→ **PAGE TEXT**:
When considering the coverages that they provide, captives must determine appropriate insurance reserves to record as liabilities in their financial reporting. To assist with this and for the certification of reserves for regulatory compliance, a captive’s actuary is key in providing captive management with actuarial “incurred but not emerged” (“IBNE”, sometimes referred to as “IBNER” or “IBNR”) reserving estimates through actuarial risk analysis.

Unpaid Claims Liability on the Captive Balance Sheet

In the business of insurance, insurers issue policies and receive premium in exchange for a promise to pay future claims. The captive, as an insurer, is obligated to hold an appropriate liability on its balance sheet for the amount necessary to cover the estimated future costs of claims and related expenses.

Typically, for an annual policy, the premium is earned by the insurer over the course of the year on a pro-rata basis. The portion of the premium that has not yet been earned as at the date of the financial statements is recorded as a liability known as the unearned premium reserves.

Furthermore, with respect to the earned portion of the policy, the insurer will establish a liability known as “unpaid losses and loss adjustment expenses”, which is the sum of:

  • Reported case-specific loss reserves (also known as “outstanding loss reserves”). These are provisions for specific claims set aside by the captive insurer and are not determined by the actuary.

(Records showing where elements appear)
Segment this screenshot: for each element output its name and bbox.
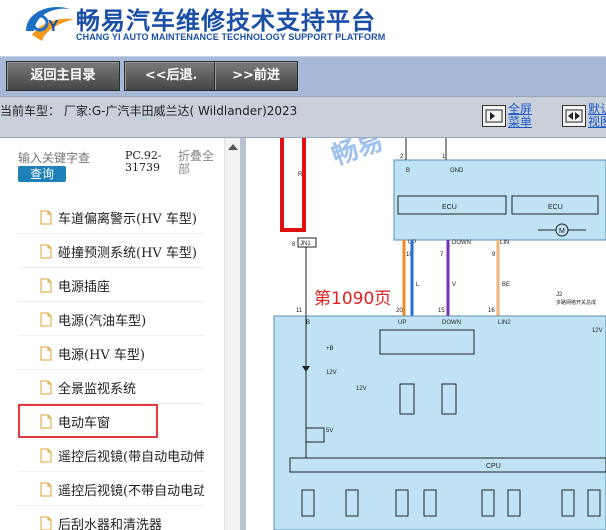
ecu-label-2: ECU [548,204,563,211]
platform-subtitle: CHANG YI AUTO MAINTENANCE TECHNOLOGY SUP… [76,32,386,42]
collapse-all-link[interactable]: 折叠全部 [178,150,222,176]
pc-code: PC.92-31739 [125,149,162,174]
document-icon [40,414,52,429]
lin-label-top: LIN [500,240,509,246]
gnd-terminal-label: GND [450,168,464,174]
sidebar-item[interactable]: 碰撞预测系统(HV 车型) [18,234,204,268]
b-terminal-label: B [406,168,410,174]
pin-9-label: 9 [492,252,496,258]
cpu-label: CPU [486,463,501,470]
topic-list: 车道偏离警示(HV 车型) 碰撞预测系统(HV 车型) 电源插座电源(汽油车型) 电源… [18,200,204,530]
scroll-up-icon[interactable] [228,144,238,150]
pin-7-label: 7 [440,252,444,258]
car-info-bar: 当前车型： 厂家:G-广汽丰田威兰达( Wildlander)2023 全屏菜单… [0,96,606,138]
document-icon [40,210,52,225]
sidebar-item-label: 电源插座 [58,280,111,295]
wiring-diagram: ECU ECU B GND M UP DOWN LIN R JN1 2 1 8 … [273,138,606,530]
document-icon [40,448,52,463]
page-number-label: 第1090页 [314,289,392,309]
sidebar-item-label: 遥控后视镜(不带自动电动伸缩) [58,484,204,499]
search-area: 查询 [18,150,102,182]
v5-label: 5V [326,428,333,434]
sidebar-item-label: 全景监视系统 [58,382,137,397]
red-wire [280,138,306,232]
pin-8-label: 8 [292,242,296,248]
motor-label: M [559,228,565,235]
sidebar-item[interactable]: 后刮水器和清洗器 [18,506,204,530]
lin2-label: LIN2 [498,320,511,326]
document-icon [40,244,52,259]
default-view-icon[interactable] [562,105,586,127]
document-icon [40,278,52,293]
wire-l-label: L [416,282,420,288]
sidebar-item[interactable]: 车道偏离警示(HV 车型) [18,200,204,234]
pin-11-label: 11 [296,308,303,314]
sidebar-item[interactable]: 遥控后视镜(带自动电动伸缩) [18,438,204,472]
down-label-top: DOWN [452,240,471,246]
cpu-box [289,457,606,473]
wire-be-label: BE [502,282,510,288]
sidebar-item[interactable]: 电源(汽油车型) [18,302,204,336]
sidebar-item-label: 碰撞预测系统(HV 车型) [58,246,198,261]
j2-label: J2 [556,292,563,298]
sidebar-item-label: 后刮水器和清洗器 [58,518,163,530]
pin-15-label: 15 [438,308,445,314]
plus-b-label: +B [326,346,334,352]
sidebar-item[interactable]: 电动车窗 [18,404,158,438]
sidebar: 查询 PC.92-31739 折叠全部 车道偏离警示(HV 车型) 碰撞预测系统(… [0,138,240,530]
v12-label-1: 12V [326,370,337,376]
back-button[interactable]: <<后退. [124,61,218,91]
forward-button[interactable]: >>前进 [214,61,298,91]
query-button[interactable]: 查询 [18,166,66,182]
v12-label-3: 12V [592,328,603,334]
down-label-main: DOWN [442,320,461,326]
driver-ic-box [379,329,475,355]
sidebar-item-label: 电动车窗 [58,416,111,431]
fullscreen-menu-link[interactable]: 全屏菜单 [508,103,536,129]
document-icon [40,482,52,497]
pin-2-label: 2 [400,154,404,160]
wiring-diagram-viewer[interactable]: ECU ECU B GND M UP DOWN LIN R JN1 2 1 8 … [246,138,606,530]
up-label-main: UP [398,320,406,326]
nav-bar: 返回主目录 <<后退. >>前进 [0,56,606,96]
sidebar-item[interactable]: 全景监视系统 [18,370,204,404]
cy-logo-icon: Y [18,1,78,45]
jn1-label: JN1 [300,241,311,247]
pin-1-label: 1 [442,154,446,160]
j2-note: 多路网络开关总成 [556,299,596,306]
default-view-link[interactable]: 默认视图 [588,103,606,129]
document-icon [40,346,52,361]
keyword-search-input[interactable] [18,150,102,166]
fullscreen-icon[interactable] [482,105,506,127]
sidebar-item-label: 遥控后视镜(带自动电动伸缩) [58,450,204,465]
wire-r-label: R [298,172,303,178]
pin-16-label: 16 [488,308,495,314]
v12-label-2: 12V [356,386,367,392]
ecu-label-1: ECU [442,204,457,211]
document-icon [40,516,52,530]
sidebar-item[interactable]: 电源(HV 车型) [18,336,204,370]
sidebar-item-label: 电源(HV 车型) [58,348,146,363]
app-header: Y 畅易汽车维修技术支持平台 CHANG YI AUTO MAINTENANCE… [0,0,606,56]
document-icon [40,380,52,395]
wire-v-label: V [452,282,456,288]
b-terminal-main-label: B [306,320,310,326]
document-icon [40,312,52,327]
home-button[interactable]: 返回主目录 [6,61,120,91]
svg-text:Y: Y [48,18,59,35]
sidebar-item-label: 电源(汽油车型) [58,314,147,329]
sidebar-item-label: 车道偏离警示(HV 车型) [58,212,198,227]
platform-title: 畅易汽车维修技术支持平台 [76,7,376,35]
sidebar-item[interactable]: 遥控后视镜(不带自动电动伸缩) [18,472,204,506]
sidebar-item[interactable]: 电源插座 [18,268,204,302]
pin-20-label: 20 [396,308,403,314]
current-car-model: 当前车型： 厂家:G-广汽丰田威兰达( Wildlander)2023 [0,104,298,118]
sidebar-scrollbar[interactable] [224,138,240,530]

→ **WHAT THE TASK ASKS**:
Reproduce the part of the captive insurance reserves text starting with "In the business" and going on through "unearned premium reserves.". The records have nothing to do with this.

→ **RESULT OF THIS TASK**:
In the business of insurance, insurers issue policies and receive premium in exchange for a promise to pay future claims. The captive, as an insurer, is obligated to hold an appropriate liability on its balance sheet for the amount necessary to cover the estimated future costs of claims and related expenses.

Typically, for an annual policy, the premium is earned by the insurer over the course of the year on a pro-rata basis. The portion of the premium that has not yet been earned as at the date of the financial statements is recorded as a liability known as the unearned premium reserves.